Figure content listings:
##############################

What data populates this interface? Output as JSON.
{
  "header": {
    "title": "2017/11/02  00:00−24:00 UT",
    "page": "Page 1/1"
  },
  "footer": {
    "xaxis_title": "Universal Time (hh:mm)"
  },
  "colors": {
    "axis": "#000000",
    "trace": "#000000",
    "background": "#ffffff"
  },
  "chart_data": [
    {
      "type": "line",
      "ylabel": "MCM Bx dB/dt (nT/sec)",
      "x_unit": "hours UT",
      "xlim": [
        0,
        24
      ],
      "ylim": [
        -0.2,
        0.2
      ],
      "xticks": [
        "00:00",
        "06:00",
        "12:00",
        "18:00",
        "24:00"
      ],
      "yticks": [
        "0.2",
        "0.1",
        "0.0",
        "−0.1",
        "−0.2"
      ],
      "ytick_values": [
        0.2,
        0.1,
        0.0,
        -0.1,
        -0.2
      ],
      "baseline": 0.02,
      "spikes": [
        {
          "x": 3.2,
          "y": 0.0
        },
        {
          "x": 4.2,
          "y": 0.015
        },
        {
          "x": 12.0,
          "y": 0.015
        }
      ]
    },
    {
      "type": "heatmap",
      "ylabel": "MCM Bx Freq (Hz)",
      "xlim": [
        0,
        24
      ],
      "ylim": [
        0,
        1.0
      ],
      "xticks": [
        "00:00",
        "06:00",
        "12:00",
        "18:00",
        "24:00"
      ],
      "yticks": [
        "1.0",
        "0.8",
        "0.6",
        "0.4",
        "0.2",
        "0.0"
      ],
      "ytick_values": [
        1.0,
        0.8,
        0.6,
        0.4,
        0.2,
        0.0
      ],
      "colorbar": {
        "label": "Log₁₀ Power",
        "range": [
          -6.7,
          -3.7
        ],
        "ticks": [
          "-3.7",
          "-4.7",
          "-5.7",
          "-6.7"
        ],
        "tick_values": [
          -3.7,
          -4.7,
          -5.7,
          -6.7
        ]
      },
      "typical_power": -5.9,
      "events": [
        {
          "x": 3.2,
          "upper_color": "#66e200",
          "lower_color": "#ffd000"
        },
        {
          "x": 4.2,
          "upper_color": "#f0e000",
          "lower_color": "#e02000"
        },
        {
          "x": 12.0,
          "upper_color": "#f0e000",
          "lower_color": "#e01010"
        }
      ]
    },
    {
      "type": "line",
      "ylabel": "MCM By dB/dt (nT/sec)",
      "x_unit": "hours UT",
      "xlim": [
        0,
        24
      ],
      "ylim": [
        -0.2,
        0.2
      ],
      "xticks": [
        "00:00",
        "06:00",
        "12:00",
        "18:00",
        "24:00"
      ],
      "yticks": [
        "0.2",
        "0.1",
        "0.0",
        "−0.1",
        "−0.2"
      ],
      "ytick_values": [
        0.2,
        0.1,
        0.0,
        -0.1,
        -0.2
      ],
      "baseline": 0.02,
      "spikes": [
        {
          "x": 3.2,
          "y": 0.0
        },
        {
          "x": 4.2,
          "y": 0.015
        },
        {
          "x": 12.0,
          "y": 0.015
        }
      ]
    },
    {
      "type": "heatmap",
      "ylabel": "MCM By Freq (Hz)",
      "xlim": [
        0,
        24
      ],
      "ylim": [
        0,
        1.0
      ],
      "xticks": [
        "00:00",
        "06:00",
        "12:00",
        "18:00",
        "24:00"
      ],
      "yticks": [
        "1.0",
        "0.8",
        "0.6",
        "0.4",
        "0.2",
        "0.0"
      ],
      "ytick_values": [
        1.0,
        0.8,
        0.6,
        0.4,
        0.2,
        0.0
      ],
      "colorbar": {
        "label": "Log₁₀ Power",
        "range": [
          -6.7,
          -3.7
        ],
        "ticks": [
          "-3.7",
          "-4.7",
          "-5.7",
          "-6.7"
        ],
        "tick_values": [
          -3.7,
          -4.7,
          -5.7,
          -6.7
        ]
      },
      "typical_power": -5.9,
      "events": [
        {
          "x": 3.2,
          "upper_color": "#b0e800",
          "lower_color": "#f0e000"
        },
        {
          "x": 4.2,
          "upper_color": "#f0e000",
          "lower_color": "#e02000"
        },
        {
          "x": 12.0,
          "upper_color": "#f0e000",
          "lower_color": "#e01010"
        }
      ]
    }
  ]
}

##############################

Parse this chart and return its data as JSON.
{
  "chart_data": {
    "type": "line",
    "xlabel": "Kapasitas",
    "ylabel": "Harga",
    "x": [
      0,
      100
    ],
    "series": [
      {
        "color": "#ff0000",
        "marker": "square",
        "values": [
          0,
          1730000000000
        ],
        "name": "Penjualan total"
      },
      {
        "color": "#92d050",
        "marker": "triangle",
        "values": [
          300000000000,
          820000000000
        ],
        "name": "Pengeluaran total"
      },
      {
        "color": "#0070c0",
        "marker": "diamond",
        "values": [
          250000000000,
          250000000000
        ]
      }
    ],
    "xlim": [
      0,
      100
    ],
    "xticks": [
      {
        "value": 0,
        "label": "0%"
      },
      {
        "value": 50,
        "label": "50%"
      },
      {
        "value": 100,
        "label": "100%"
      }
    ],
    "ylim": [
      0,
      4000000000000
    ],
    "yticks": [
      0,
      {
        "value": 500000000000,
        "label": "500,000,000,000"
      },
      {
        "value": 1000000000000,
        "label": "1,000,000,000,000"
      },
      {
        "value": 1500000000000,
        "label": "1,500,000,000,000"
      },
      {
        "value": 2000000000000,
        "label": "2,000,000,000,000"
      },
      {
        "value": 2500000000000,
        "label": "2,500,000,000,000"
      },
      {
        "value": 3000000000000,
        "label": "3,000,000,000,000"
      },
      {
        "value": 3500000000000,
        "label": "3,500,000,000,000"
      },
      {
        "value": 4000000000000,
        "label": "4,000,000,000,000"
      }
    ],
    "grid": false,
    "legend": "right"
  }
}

##############################

*What to produce:*
Only lines with the word "this" are wanted, so copy each one from the records.

*Output of the task:*
What data populates this interface? Output as JSON.
Parse this chart and return its data as JSON.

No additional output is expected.